* [Data rows]:
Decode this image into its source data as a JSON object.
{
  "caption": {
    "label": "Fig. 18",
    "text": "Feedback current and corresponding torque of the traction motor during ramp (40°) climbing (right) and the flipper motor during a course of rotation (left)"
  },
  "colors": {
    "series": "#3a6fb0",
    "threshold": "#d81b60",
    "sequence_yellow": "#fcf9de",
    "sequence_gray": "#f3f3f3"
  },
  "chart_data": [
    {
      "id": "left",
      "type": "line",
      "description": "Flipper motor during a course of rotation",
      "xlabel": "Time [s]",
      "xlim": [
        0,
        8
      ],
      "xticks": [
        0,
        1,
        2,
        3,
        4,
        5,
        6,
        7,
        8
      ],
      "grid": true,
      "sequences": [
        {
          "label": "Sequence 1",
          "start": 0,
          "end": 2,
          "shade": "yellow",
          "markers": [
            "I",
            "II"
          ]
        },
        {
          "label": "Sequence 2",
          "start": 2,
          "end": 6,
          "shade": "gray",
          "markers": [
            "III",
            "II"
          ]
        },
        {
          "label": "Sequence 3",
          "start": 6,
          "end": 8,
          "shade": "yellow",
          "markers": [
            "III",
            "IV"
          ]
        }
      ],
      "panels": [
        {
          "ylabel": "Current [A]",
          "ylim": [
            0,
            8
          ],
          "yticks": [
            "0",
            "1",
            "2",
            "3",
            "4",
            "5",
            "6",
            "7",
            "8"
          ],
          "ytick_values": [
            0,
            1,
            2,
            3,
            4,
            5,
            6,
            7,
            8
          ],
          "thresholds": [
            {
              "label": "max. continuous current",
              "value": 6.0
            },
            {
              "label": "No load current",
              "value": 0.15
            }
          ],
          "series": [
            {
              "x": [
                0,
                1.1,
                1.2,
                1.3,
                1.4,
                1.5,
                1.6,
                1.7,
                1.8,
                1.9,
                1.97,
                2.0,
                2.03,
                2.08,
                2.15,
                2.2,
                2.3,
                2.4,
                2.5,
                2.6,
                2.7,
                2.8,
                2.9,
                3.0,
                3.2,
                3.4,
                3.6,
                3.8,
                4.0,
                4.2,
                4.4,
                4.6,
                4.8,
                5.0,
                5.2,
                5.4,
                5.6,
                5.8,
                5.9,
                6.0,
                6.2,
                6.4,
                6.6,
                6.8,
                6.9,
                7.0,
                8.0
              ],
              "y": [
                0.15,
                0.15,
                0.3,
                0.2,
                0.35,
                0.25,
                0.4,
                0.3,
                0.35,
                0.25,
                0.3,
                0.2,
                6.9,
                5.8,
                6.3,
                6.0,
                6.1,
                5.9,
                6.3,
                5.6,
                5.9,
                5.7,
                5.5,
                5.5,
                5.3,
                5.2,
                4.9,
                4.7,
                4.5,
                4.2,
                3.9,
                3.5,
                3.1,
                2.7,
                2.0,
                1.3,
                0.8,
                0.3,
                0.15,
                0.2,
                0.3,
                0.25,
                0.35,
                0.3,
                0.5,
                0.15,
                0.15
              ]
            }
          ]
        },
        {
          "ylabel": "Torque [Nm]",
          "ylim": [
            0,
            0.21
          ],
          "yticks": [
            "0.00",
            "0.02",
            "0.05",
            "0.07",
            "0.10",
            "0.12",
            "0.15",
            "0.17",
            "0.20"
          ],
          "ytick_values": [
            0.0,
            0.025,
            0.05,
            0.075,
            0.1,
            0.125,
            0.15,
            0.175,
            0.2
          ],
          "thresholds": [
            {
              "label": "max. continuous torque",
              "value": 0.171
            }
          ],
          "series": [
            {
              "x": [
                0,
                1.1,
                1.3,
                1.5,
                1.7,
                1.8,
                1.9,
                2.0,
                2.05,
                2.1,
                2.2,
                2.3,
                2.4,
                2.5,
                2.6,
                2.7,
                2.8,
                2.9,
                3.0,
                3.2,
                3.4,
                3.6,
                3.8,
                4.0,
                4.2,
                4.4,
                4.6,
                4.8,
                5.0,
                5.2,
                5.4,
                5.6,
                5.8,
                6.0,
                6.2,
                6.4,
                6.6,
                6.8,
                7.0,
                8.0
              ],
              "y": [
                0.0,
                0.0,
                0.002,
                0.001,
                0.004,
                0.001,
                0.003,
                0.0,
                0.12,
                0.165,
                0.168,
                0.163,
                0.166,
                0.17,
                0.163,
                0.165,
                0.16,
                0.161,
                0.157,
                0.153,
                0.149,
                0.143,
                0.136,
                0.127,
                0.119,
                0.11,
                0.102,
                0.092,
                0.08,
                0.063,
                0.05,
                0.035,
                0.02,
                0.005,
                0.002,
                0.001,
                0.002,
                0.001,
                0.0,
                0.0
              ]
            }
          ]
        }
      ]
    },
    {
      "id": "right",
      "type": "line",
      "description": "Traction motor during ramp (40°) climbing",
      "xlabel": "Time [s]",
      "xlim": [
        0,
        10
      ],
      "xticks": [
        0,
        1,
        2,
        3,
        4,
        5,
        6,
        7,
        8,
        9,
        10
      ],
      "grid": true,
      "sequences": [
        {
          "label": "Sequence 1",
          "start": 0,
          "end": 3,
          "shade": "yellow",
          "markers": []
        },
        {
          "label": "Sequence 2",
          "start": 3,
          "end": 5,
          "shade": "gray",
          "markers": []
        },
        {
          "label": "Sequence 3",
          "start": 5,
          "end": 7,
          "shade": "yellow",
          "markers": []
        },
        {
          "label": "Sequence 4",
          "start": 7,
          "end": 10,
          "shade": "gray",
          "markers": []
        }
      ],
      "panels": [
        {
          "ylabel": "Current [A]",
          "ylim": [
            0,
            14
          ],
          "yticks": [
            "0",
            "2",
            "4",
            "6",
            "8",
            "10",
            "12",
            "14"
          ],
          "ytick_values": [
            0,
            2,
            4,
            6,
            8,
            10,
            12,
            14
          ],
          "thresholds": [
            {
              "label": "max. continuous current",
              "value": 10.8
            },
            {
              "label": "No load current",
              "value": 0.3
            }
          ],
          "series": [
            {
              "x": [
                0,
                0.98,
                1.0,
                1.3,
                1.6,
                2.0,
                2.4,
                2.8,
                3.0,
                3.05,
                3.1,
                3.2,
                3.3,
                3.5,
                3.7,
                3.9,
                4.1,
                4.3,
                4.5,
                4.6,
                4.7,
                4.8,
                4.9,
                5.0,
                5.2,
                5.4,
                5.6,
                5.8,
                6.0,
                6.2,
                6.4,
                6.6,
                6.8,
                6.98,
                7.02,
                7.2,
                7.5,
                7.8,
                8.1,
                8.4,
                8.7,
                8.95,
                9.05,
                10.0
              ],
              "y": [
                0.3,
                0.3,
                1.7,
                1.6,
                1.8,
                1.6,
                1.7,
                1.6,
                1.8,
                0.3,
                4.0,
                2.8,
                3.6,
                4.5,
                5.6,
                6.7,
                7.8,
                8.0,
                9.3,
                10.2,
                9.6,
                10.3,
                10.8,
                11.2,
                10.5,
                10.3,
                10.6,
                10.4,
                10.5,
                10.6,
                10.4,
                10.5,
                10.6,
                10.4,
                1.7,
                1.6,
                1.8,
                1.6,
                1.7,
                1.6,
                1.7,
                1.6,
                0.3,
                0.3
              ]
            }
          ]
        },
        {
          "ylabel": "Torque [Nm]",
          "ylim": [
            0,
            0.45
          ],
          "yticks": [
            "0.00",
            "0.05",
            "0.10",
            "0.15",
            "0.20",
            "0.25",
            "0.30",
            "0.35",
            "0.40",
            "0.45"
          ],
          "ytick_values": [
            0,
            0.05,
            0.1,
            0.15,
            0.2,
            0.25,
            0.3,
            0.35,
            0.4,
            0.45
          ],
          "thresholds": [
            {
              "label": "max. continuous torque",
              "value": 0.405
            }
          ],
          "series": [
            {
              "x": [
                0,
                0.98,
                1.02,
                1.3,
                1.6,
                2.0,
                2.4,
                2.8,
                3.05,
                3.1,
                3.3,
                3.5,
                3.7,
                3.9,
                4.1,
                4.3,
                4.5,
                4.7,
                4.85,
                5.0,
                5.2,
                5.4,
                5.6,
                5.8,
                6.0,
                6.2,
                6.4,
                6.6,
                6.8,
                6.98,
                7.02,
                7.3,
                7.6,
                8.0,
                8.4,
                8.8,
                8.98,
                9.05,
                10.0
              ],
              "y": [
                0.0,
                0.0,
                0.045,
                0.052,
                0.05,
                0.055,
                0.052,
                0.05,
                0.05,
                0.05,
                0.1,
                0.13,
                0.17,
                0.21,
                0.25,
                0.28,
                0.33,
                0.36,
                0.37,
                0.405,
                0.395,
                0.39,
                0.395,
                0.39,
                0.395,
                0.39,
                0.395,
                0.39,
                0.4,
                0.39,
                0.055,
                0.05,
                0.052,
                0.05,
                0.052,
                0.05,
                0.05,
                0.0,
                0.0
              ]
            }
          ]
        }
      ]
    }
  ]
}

* [Work required]: In the material above, find the lines that contain "rotation" and show them.

* [Task answer]:
    "text": "Feedback current and corresponding torque of the traction motor during ramp (40°) climbing (right) and the flipper motor during a course of rotation (left)"
      "description": "Flipper motor during a course of rotation",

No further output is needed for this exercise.